Entries from a visual dataset ::

====================

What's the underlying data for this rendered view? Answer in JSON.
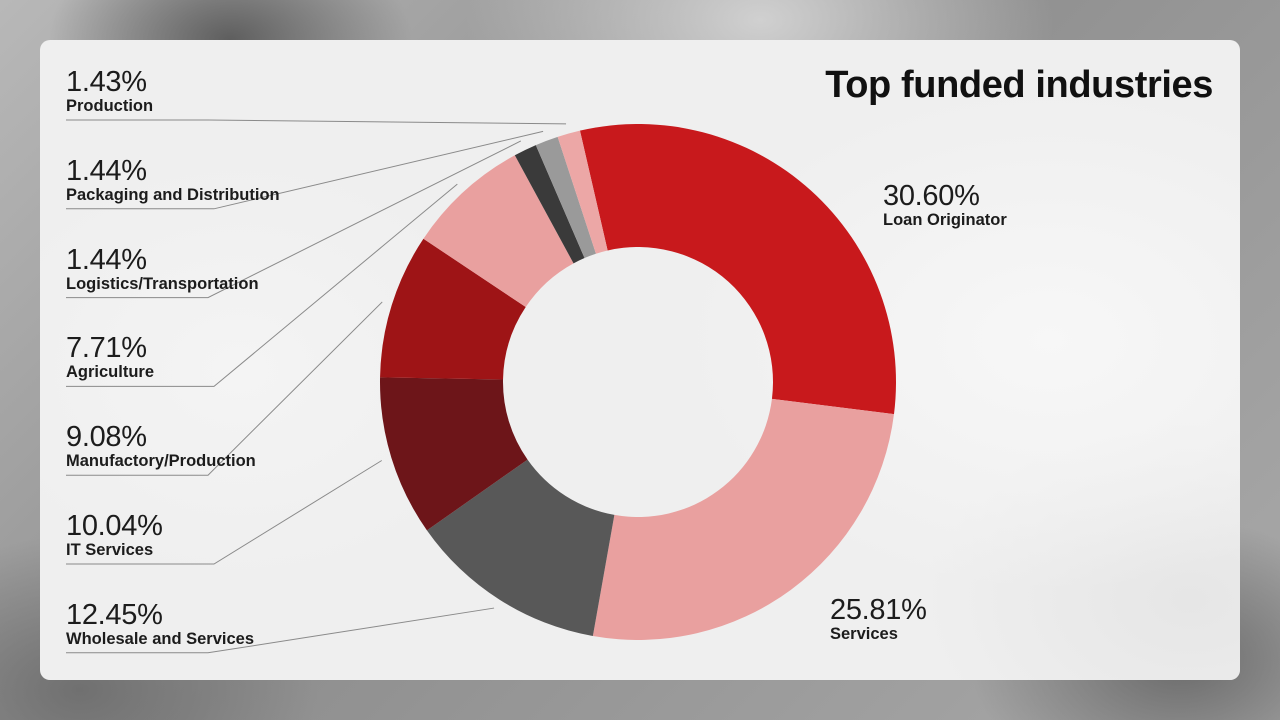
{
  "title": "Top funded industries",
  "colors": {
    "red": "#c8191c",
    "pink": "#e9a09f",
    "dark_gray": "#585858",
    "maroon": "#6d1519",
    "deep_red": "#9e1416",
    "charcoal": "#3a3a3a",
    "gray": "#9a9a9a",
    "light_pink": "#eca7a6",
    "leader_line": "#8a8a8a"
  },
  "chart_data": {
    "type": "pie",
    "variant": "donut",
    "title": "Top funded industries",
    "slices": [
      {
        "name": "Loan Originator",
        "value": 30.6,
        "label": "30.60%",
        "color": "#c8191c"
      },
      {
        "name": "Services",
        "value": 25.81,
        "label": "25.81%",
        "color": "#e9a09f"
      },
      {
        "name": "Wholesale and Services",
        "value": 12.45,
        "label": "12.45%",
        "color": "#585858"
      },
      {
        "name": "IT Services",
        "value": 10.04,
        "label": "10.04%",
        "color": "#6d1519"
      },
      {
        "name": "Manufactory/Production",
        "value": 9.08,
        "label": "9.08%",
        "color": "#9e1416"
      },
      {
        "name": "Agriculture",
        "value": 7.71,
        "label": "7.71%",
        "color": "#e9a09f"
      },
      {
        "name": "Logistics/Transportation",
        "value": 1.44,
        "label": "1.44%",
        "color": "#3a3a3a"
      },
      {
        "name": "Packaging and Distribution",
        "value": 1.44,
        "label": "1.44%",
        "color": "#9a9a9a"
      },
      {
        "name": "Production",
        "value": 1.43,
        "label": "1.43%",
        "color": "#eca7a6"
      }
    ]
  }
}
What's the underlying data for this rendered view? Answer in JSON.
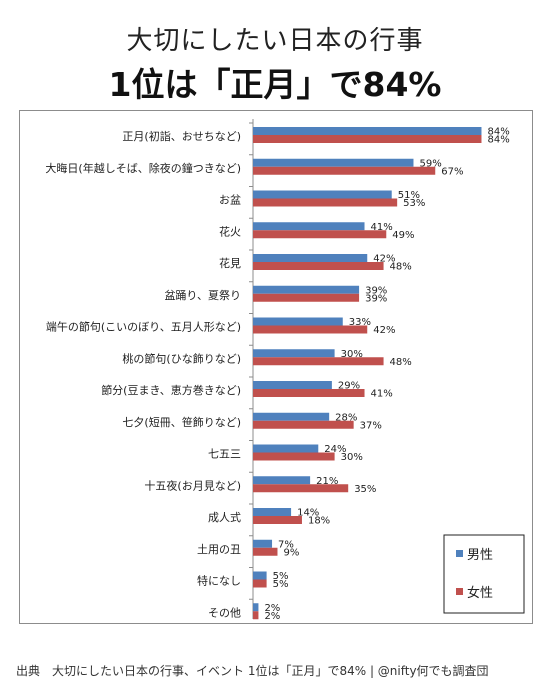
{
  "title_line1": "大切にしたい日本の行事",
  "title_line2": "1位は「正月」で84%",
  "source": "出典　大切にしたい日本の行事、イベント 1位は「正月」で84% | @nifty何でも調査団",
  "colors": {
    "male": "#4f81bd",
    "female": "#c0504d"
  },
  "chart_data": {
    "type": "bar",
    "orientation": "horizontal",
    "value_format": "percent",
    "xlim": [
      0,
      100
    ],
    "grid": false,
    "legend_position": "bottom-right",
    "categories": [
      "正月(初詣、おせちなど)",
      "大晦日(年越しそば、除夜の鐘つきなど)",
      "お盆",
      "花火",
      "花見",
      "盆踊り、夏祭り",
      "端午の節句(こいのぼり、五月人形など)",
      "桃の節句(ひな飾りなど)",
      "節分(豆まき、恵方巻きなど)",
      "七夕(短冊、笹飾りなど)",
      "七五三",
      "十五夜(お月見など)",
      "成人式",
      "土用の丑",
      "特になし",
      "その他"
    ],
    "series": [
      {
        "name": "男性",
        "values": [
          84,
          59,
          51,
          41,
          42,
          39,
          33,
          30,
          29,
          28,
          24,
          21,
          14,
          7,
          5,
          2
        ]
      },
      {
        "name": "女性",
        "values": [
          84,
          67,
          53,
          49,
          48,
          39,
          42,
          48,
          41,
          37,
          30,
          35,
          18,
          9,
          5,
          2
        ]
      }
    ]
  }
}
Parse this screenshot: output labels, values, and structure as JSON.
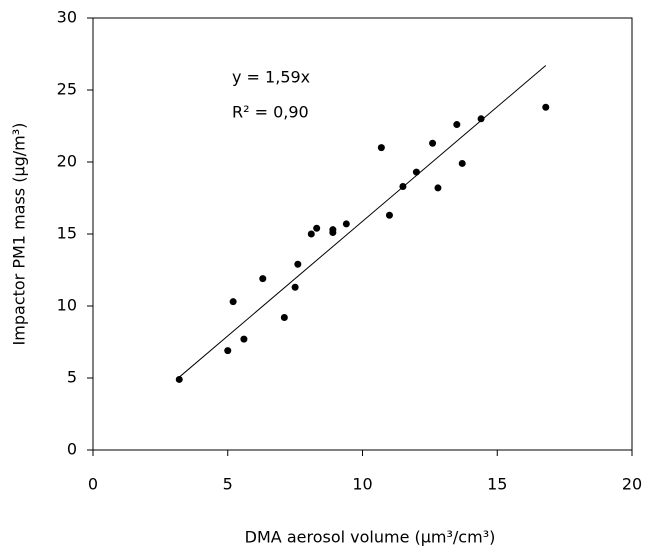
{
  "chart_data": {
    "type": "scatter",
    "x_label": "DMA aerosol volume (µm³/cm³)",
    "y_label": "Impactor PM1 mass (µg/m³)",
    "annotations": [
      "y = 1,59x",
      "R² = 0,90"
    ],
    "x": [
      3.2,
      5.0,
      5.2,
      5.6,
      6.3,
      7.1,
      7.5,
      7.6,
      8.1,
      8.3,
      8.9,
      8.9,
      9.4,
      10.7,
      11.0,
      11.5,
      12.0,
      12.6,
      12.8,
      13.5,
      13.7,
      14.4,
      16.8
    ],
    "values": [
      4.9,
      6.9,
      10.3,
      7.7,
      11.9,
      9.2,
      11.3,
      12.9,
      15.0,
      15.4,
      15.1,
      15.3,
      15.7,
      21.0,
      16.3,
      18.3,
      19.3,
      21.3,
      18.2,
      22.6,
      19.9,
      23.0,
      23.8
    ],
    "color": "#000000",
    "trend_line": {
      "x": [
        3.1,
        16.8
      ],
      "values": [
        4.9,
        26.7
      ]
    },
    "xlim": [
      0,
      20
    ],
    "xticks": [
      0,
      5,
      10,
      15,
      20
    ],
    "ylim": [
      0,
      30
    ],
    "yticks": [
      0,
      5,
      10,
      15,
      20,
      25,
      30
    ],
    "grid": false
  }
}
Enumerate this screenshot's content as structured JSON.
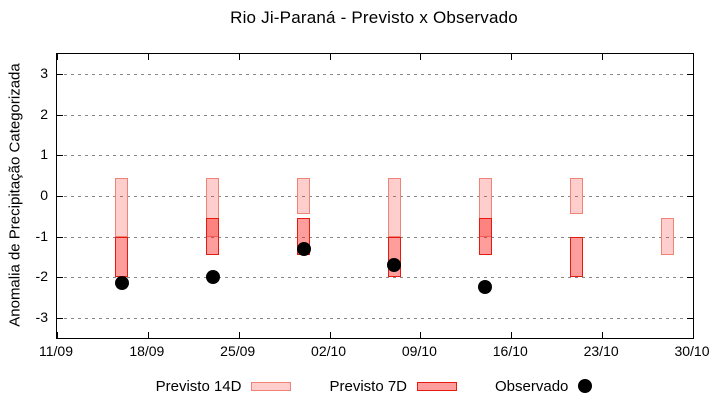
{
  "title": "Rio Ji-Paraná - Previsto x Observado",
  "colors": {
    "axis": "#000000",
    "grid": "#888888",
    "p14-fill": "rgba(250,60,50,0.25)",
    "p14-border": "#ef8378",
    "p7-fill": "rgba(250,40,35,0.45)",
    "p7-border": "#e8190f",
    "obs": "#000000"
  },
  "legend": {
    "items": [
      {
        "label": "Previsto 14D",
        "swatch": "light"
      },
      {
        "label": "Previsto 7D",
        "swatch": "dark"
      },
      {
        "label": "Observado",
        "swatch": "dot"
      }
    ]
  },
  "chart_data": {
    "type": "bar",
    "title": "Rio Ji-Paraná - Previsto x Observado",
    "xlabel": "",
    "ylabel": "Anomalia de Precipitação Categorizada",
    "ylim": [
      -3.5,
      3.5
    ],
    "yticks": [
      3,
      2,
      1,
      0,
      -1,
      -2,
      -3
    ],
    "xticks": [
      {
        "label": "11/09",
        "day": 0
      },
      {
        "label": "18/09",
        "day": 7
      },
      {
        "label": "25/09",
        "day": 14
      },
      {
        "label": "02/10",
        "day": 21
      },
      {
        "label": "09/10",
        "day": 28
      },
      {
        "label": "16/10",
        "day": 35
      },
      {
        "label": "23/10",
        "day": 42
      },
      {
        "label": "30/10",
        "day": 49
      }
    ],
    "x_total_days": 49,
    "grid": true,
    "legend_position": "bottom",
    "bar_width_days": 1,
    "series": [
      {
        "name": "Previsto 14D",
        "type": "range-bar",
        "style": "light",
        "points": [
          {
            "date": "16/09",
            "day": 5,
            "top": 0.45,
            "bottom": -1.0
          },
          {
            "date": "23/09",
            "day": 12,
            "top": 0.45,
            "bottom": -1.0
          },
          {
            "date": "30/09",
            "day": 19,
            "top": 0.45,
            "bottom": -0.45
          },
          {
            "date": "07/10",
            "day": 26,
            "top": 0.45,
            "bottom": -1.0
          },
          {
            "date": "14/10",
            "day": 33,
            "top": 0.45,
            "bottom": -1.0
          },
          {
            "date": "21/10",
            "day": 40,
            "top": 0.45,
            "bottom": -0.45
          },
          {
            "date": "28/10",
            "day": 47,
            "top": -0.55,
            "bottom": -1.45
          }
        ]
      },
      {
        "name": "Previsto 7D",
        "type": "range-bar",
        "style": "dark",
        "points": [
          {
            "date": "16/09",
            "day": 5,
            "top": -1.0,
            "bottom": -2.0
          },
          {
            "date": "23/09",
            "day": 12,
            "top": -0.55,
            "bottom": -1.45
          },
          {
            "date": "30/09",
            "day": 19,
            "top": -0.55,
            "bottom": -1.45
          },
          {
            "date": "07/10",
            "day": 26,
            "top": -1.0,
            "bottom": -2.0
          },
          {
            "date": "14/10",
            "day": 33,
            "top": -0.55,
            "bottom": -1.45
          },
          {
            "date": "21/10",
            "day": 40,
            "top": -1.0,
            "bottom": -2.0
          }
        ]
      },
      {
        "name": "Observado",
        "type": "scatter",
        "style": "dot",
        "points": [
          {
            "date": "16/09",
            "day": 5,
            "value": -2.15
          },
          {
            "date": "23/09",
            "day": 12,
            "value": -2.0
          },
          {
            "date": "30/09",
            "day": 19,
            "value": -1.3
          },
          {
            "date": "07/10",
            "day": 26,
            "value": -1.7
          },
          {
            "date": "14/10",
            "day": 33,
            "value": -2.25
          }
        ]
      }
    ]
  }
}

====================

Written task :: State the number of lines that contain the string "Paraná", with no other words.

Result for this exercise :: 2